* _WRITTEN EXERCISE_
Pictures in the data below are not part of the copy; transcribe everything else exactly.

* _RECORD EXTRACTS_
# # # #

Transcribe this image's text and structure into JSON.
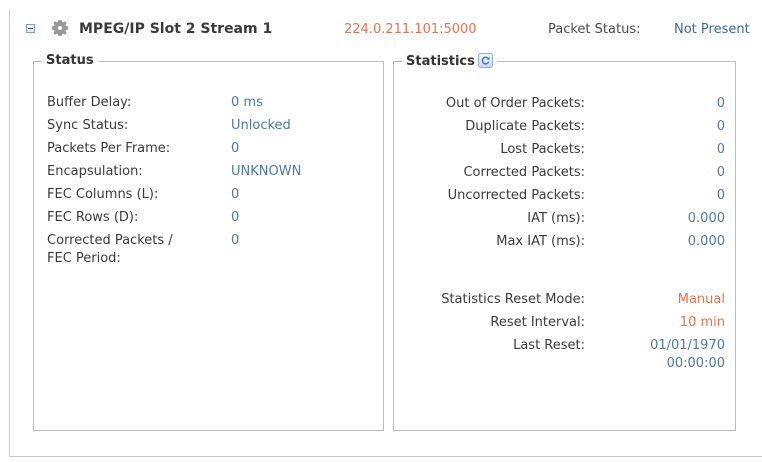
{
  "header": {
    "title": "MPEG/IP Slot 2 Stream 1",
    "address": "224.0.211.101:5000",
    "packet_status_label": "Packet Status:",
    "packet_status_value": "Not Present"
  },
  "status": {
    "legend": "Status",
    "rows": [
      {
        "label": "Buffer Delay:",
        "value": "0 ms"
      },
      {
        "label": "Sync Status:",
        "value": "Unlocked"
      },
      {
        "label": "Packets Per Frame:",
        "value": "0"
      },
      {
        "label": "Encapsulation:",
        "value": "UNKNOWN"
      },
      {
        "label": "FEC Columns (L):",
        "value": "0"
      },
      {
        "label": "FEC Rows (D):",
        "value": "0"
      },
      {
        "label": "Corrected Packets /",
        "label2": "FEC Period:",
        "value": "0"
      }
    ]
  },
  "statistics": {
    "legend": "Statistics",
    "rows": [
      {
        "label": "Out of Order Packets:",
        "value": "0"
      },
      {
        "label": "Duplicate Packets:",
        "value": "0"
      },
      {
        "label": "Lost Packets:",
        "value": "0"
      },
      {
        "label": "Corrected Packets:",
        "value": "0"
      },
      {
        "label": "Uncorrected Packets:",
        "value": "0"
      },
      {
        "label": "IAT (ms):",
        "value": "0.000"
      },
      {
        "label": "Max IAT (ms):",
        "value": "0.000"
      }
    ],
    "reset": {
      "mode_label": "Statistics Reset Mode:",
      "mode_value": "Manual",
      "interval_label": "Reset Interval:",
      "interval_value": "10 min",
      "last_label": "Last Reset:",
      "last_date": "01/01/1970",
      "last_time": "00:00:00"
    }
  },
  "icons": {
    "collapse": "collapse-icon",
    "gear": "gear-icon",
    "refresh": "refresh-icon"
  },
  "colors": {
    "accent_orange": "#e2754f",
    "value_blue": "#4f7ba3",
    "status_blue": "#3b6e98"
  }
}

# # # #

* _RESULT FOR THIS TASK_
Transcribe this image's text and structure into JSON.
{
  "header": {
    "title": "MPEG/IP Slot 2 Stream 1",
    "address": "224.0.211.101:5000",
    "packet_status_label": "Packet Status:",
    "packet_status_value": "Not Present"
  },
  "status": {
    "legend": "Status",
    "rows": [
      {
        "label": "Buffer Delay:",
        "value": "0 ms"
      },
      {
        "label": "Sync Status:",
        "value": "Unlocked"
      },
      {
        "label": "Packets Per Frame:",
        "value": "0"
      },
      {
        "label": "Encapsulation:",
        "value": "UNKNOWN"
      },
      {
        "label": "FEC Columns (L):",
        "value": "0"
      },
      {
        "label": "FEC Rows (D):",
        "value": "0"
      },
      {
        "label": "Corrected Packets /",
        "label2": "FEC Period:",
        "value": "0"
      }
    ]
  },
  "statistics": {
    "legend": "Statistics",
    "rows": [
      {
        "label": "Out of Order Packets:",
        "value": "0"
      },
      {
        "label": "Duplicate Packets:",
        "value": "0"
      },
      {
        "label": "Lost Packets:",
        "value": "0"
      },
      {
        "label": "Corrected Packets:",
        "value": "0"
      },
      {
        "label": "Uncorrected Packets:",
        "value": "0"
      },
      {
        "label": "IAT (ms):",
        "value": "0.000"
      },
      {
        "label": "Max IAT (ms):",
        "value": "0.000"
      }
    ],
    "reset": {
      "mode_label": "Statistics Reset Mode:",
      "mode_value": "Manual",
      "interval_label": "Reset Interval:",
      "interval_value": "10 min",
      "last_label": "Last Reset:",
      "last_date": "01/01/1970",
      "last_time": "00:00:00"
    }
  },
  "icons": {
    "collapse": "collapse-icon",
    "gear": "gear-icon",
    "refresh": "refresh-icon"
  },
  "colors": {
    "accent_orange": "#e2754f",
    "value_blue": "#4f7ba3",
    "status_blue": "#3b6e98"
  }
}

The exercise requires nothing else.